Work required =>
Tally the lines in the listing below that include "gewesen". Answer with the count and nothing more.

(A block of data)
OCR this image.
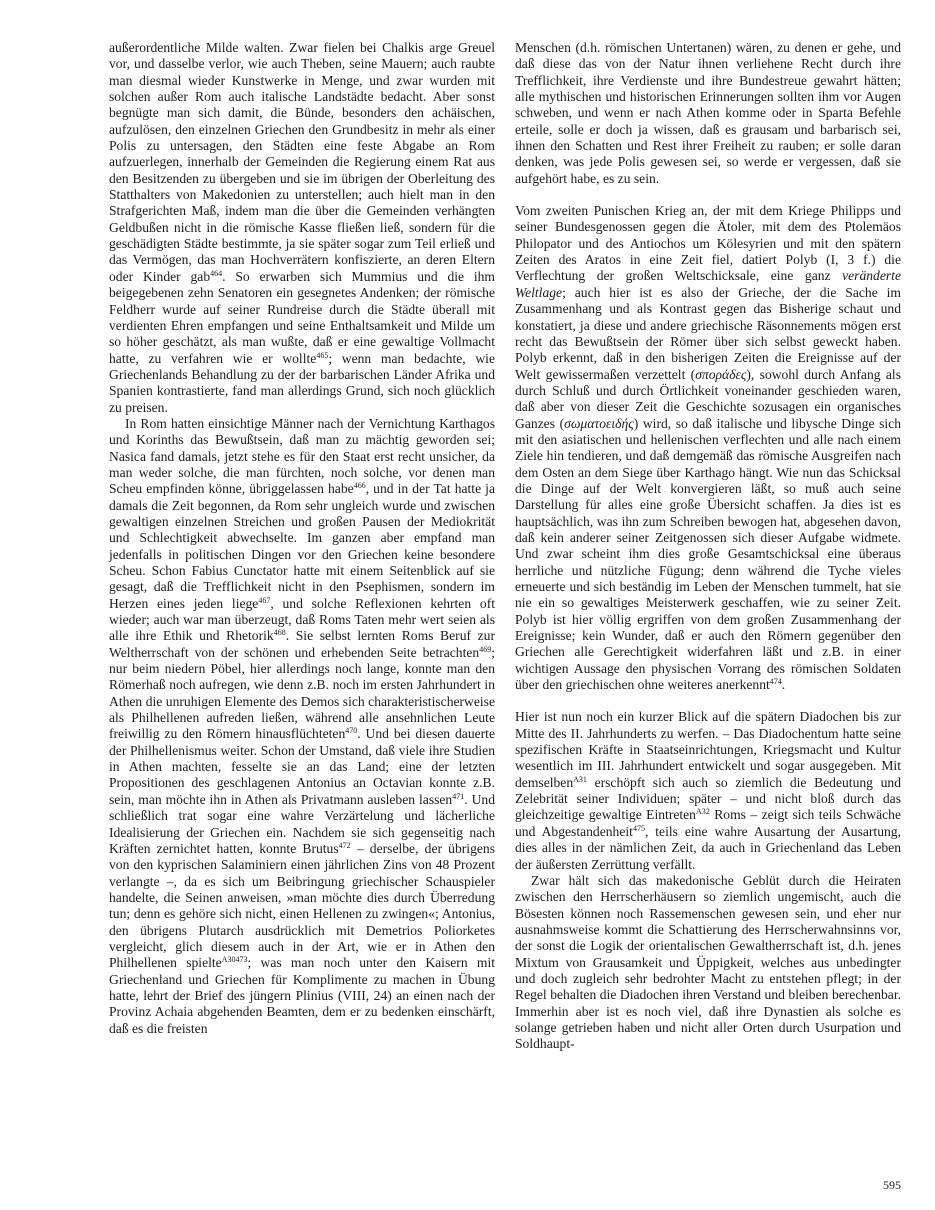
außerordentliche Milde walten. Zwar fielen bei Chalkis arge Greuel vor, und dasselbe verlor, wie auch Theben, seine Mauern; auch raubte man diesmal wieder Kunstwerke in Menge, und zwar wurden mit solchen außer Rom auch italische Landstädte bedacht. Aber sonst begnügte man sich damit, die Bünde, besonders den achäischen, aufzulösen, den einzelnen Griechen den Grundbesitz in mehr als einer Polis zu untersagen, den Städten eine feste Abgabe an Rom aufzuerlegen, innerhalb der Gemeinden die Regierung einem Rat aus den Besitzenden zu übergeben und sie im übrigen der Oberleitung des Statthalters von Makedonien zu unterstellen; auch hielt man in den Strafgerichten Maß, indem man die über die Gemeinden verhängten Geldbußen nicht in die römische Kasse fließen ließ, sondern für die geschädigten Städte bestimmte, ja sie später sogar zum Teil erließ und das Vermögen, das man Hochverrätern konfiszierte, an deren Eltern oder Kinder gab$^{464}$. So erwarben sich Mummius und die ihm beigegebenen zehn Senatoren ein gesegnetes Andenken; der römische Feldherr wurde auf seiner Rundreise durch die Städte überall mit verdienten Ehren empfangen und seine Enthaltsamkeit und Milde um so höher geschätzt, als man wußte, daß er eine gewaltige Vollmacht hatte, zu verfahren wie er wollte$^{465}$; wenn man bedachte, wie Griechenlands Behandlung zu der der barbarischen Länder Afrika und Spanien kontrastierte, fand man allerdings Grund, sich noch glücklich zu preisen.

In Rom hatten einsichtige Männer nach der Vernichtung Karthagos und Korinths das Bewußtsein, daß man zu mächtig geworden sei; Nasica fand damals, jetzt stehe es für den Staat erst recht unsicher, da man weder solche, die man fürchten, noch solche, vor denen man Scheu empfinden könne, übriggelassen habe$^{466}$, und in der Tat hatte ja damals die Zeit begonnen, da Rom sehr ungleich wurde und zwischen gewaltigen einzelnen Streichen und großen Pausen der Mediokrität und Schlechtigkeit abwechselte. Im ganzen aber empfand man jedenfalls in politischen Dingen vor den Griechen keine besondere Scheu. Schon Fabius Cunctator hatte mit einem Seitenblick auf sie gesagt, daß die Trefflichkeit nicht in den Psephismen, sondern im Herzen eines jeden liege$^{467}$, und solche Reflexionen kehrten oft wieder; auch war man überzeugt, daß Roms Taten mehr wert seien als alle ihre Ethik und Rhetorik$^{468}$. Sie selbst lernten Roms Beruf zur Weltherrschaft von der schönen und erhebenden Seite betrachten$^{469}$; nur beim niedern Pöbel, hier allerdings noch lange, konnte man den Römerhaß noch aufregen, wie denn z.B. noch im ersten Jahrhundert in Athen die unruhigen Elemente des Demos sich charakteristischerweise als Philhellenen aufreden ließen, während alle ansehnlichen Leute freiwillig zu den Römern hinausflüchteten$^{470}$. Und bei diesen dauerte der Philhellenismus weiter. Schon der Umstand, daß viele ihre Studien in Athen machten, fesselte sie an das Land; eine der letzten Propositionen des geschlagenen Antonius an Octavian konnte z.B. sein, man möchte ihn in Athen als Privatmann ausleben lassen$^{471}$. Und schließlich trat sogar eine wahre Verzärtelung und lächerliche Idealisierung der Griechen ein. Nachdem sie sich gegenseitig nach Kräften zernichtet hatten, konnte Brutus$^{472}$ – derselbe, der übrigens von den kyprischen Salaminiern einen jährlichen Zins von 48 Prozent verlangte –, da es sich um Beibringung griechischer Schauspieler handelte, die Seinen anweisen, »man möchte dies durch Überredung tun; denn es gehöre sich nicht, einen Hellenen zu zwingen«; Antonius, den übrigens Plutarch ausdrücklich mit Demetrios Poliorketes vergleicht, glich diesem auch in der Art, wie er in Athen den Philhellenen spielte$^{A30473}$; was man noch unter den Kaisern mit Griechenland und Griechen für Komplimente zu machen in Übung hatte, lehrt der Brief des jüngern Plinius (VIII, 24) an einen nach der Provinz Achaia abgehenden Beamten, dem er zu bedenken einschärft, daß es die freisten

Menschen (d.h. römischen Untertanen) wären, zu denen er gehe, und daß diese das von der Natur ihnen verliehene Recht durch ihre Trefflichkeit, ihre Verdienste und ihre Bundestreue gewahrt hätten; alle mythischen und historischen Erinnerungen sollten ihm vor Augen schweben, und wenn er nach Athen komme oder in Sparta Befehle erteile, solle er doch ja wissen, daß es grausam und barbarisch sei, ihnen den Schatten und Rest ihrer Freiheit zu rauben; er solle daran denken, was jede Polis gewesen sei, so werde er vergessen, daß sie aufgehört habe, es zu sein.

Vom zweiten Punischen Krieg an, der mit dem Kriege Philipps und seiner Bundesgenossen gegen die Ätoler, mit dem des Ptolemäos Philopator und des Antiochos um Kölesyrien und mit den spätern Zeiten des Aratos in eine Zeit fiel, datiert Polyb (I, 3 f.) die Verflechtung der großen Weltschicksale, eine ganz veränderte Weltlage; auch hier ist es also der Grieche, der die Sache im Zusammenhang und als Kontrast gegen das Bisherige schaut und konstatiert, ja diese und andere griechische Räsonnements mögen erst recht das Bewußtsein der Römer über sich selbst geweckt haben. Polyb erkennt, daß in den bisherigen Zeiten die Ereignisse auf der Welt gewissermaßen verzettelt (σποράδες), sowohl durch Anfang als durch Schluß und durch Örtlichkeit voneinander geschieden waren, daß aber von dieser Zeit die Geschichte sozusagen ein organisches Ganzes (σωματοειδής) wird, so daß italische und libysche Dinge sich mit den asiatischen und hellenischen verflechten und alle nach einem Ziele hin tendieren, und daß demgemäß das römische Ausgreifen nach dem Osten an dem Siege über Karthago hängt. Wie nun das Schicksal die Dinge auf der Welt konvergieren läßt, so muß auch seine Darstellung für alles eine große Übersicht schaffen. Ja dies ist es hauptsächlich, was ihn zum Schreiben bewogen hat, abgesehen davon, daß kein anderer seiner Zeitgenossen sich dieser Aufgabe widmete. Und zwar scheint ihm dies große Gesamtschicksal eine überaus herrliche und nützliche Fügung; denn während die Tyche vieles erneuerte und sich beständig im Leben der Menschen tummelt, hat sie nie ein so gewaltiges Meisterwerk geschaffen, wie zu seiner Zeit. Polyb ist hier völlig ergriffen von dem großen Zusammenhang der Ereignisse; kein Wunder, daß er auch den Römern gegenüber den Griechen alle Gerechtigkeit widerfahren läßt und z.B. in einer wichtigen Aussage den physischen Vorrang des römischen Soldaten über den griechischen ohne weiteres anerkennt$^{474}$.

Hier ist nun noch ein kurzer Blick auf die spätern Diadochen bis zur Mitte des II. Jahrhunderts zu werfen. – Das Diadochentum hatte seine spezifischen Kräfte in Staatseinrichtungen, Kriegsmacht und Kultur wesentlich im III. Jahrhundert entwickelt und sogar ausgegeben. Mit demselben$^{A31}$ erschöpft sich auch so ziemlich die Bedeutung und Zelebrität seiner Individuen; später – und nicht bloß durch das gleichzeitige gewaltige Eintreten$^{A32}$ Roms – zeigt sich teils Schwäche und Abgestandenheit$^{475}$, teils eine wahre Ausartung der Ausartung, dies alles in der nämlichen Zeit, da auch in Griechenland das Leben der äußersten Zerrüttung verfällt.

Zwar hält sich das makedonische Geblüt durch die Heiraten zwischen den Herrscherhäusern so ziemlich ungemischt, auch die Bösesten können noch Rassemenschen gewesen sein, und eher nur ausnahmsweise kommt die Schattierung des Herrscherwahnsinns vor, der sonst die Logik der orientalischen Gewaltherrschaft ist, d.h. jenes Mixtum von Grausamkeit und Üppigkeit, welches aus unbedingter und doch zugleich sehr bedrohter Macht zu entstehen pflegt; in der Regel behalten die Diadochen ihren Verstand und bleiben berechenbar. Immerhin aber ist es noch viel, daß ihre Dynastien als solche es solange getrieben haben und nicht aller Orten durch Usurpation und Soldhaupt-

595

Solution =>
2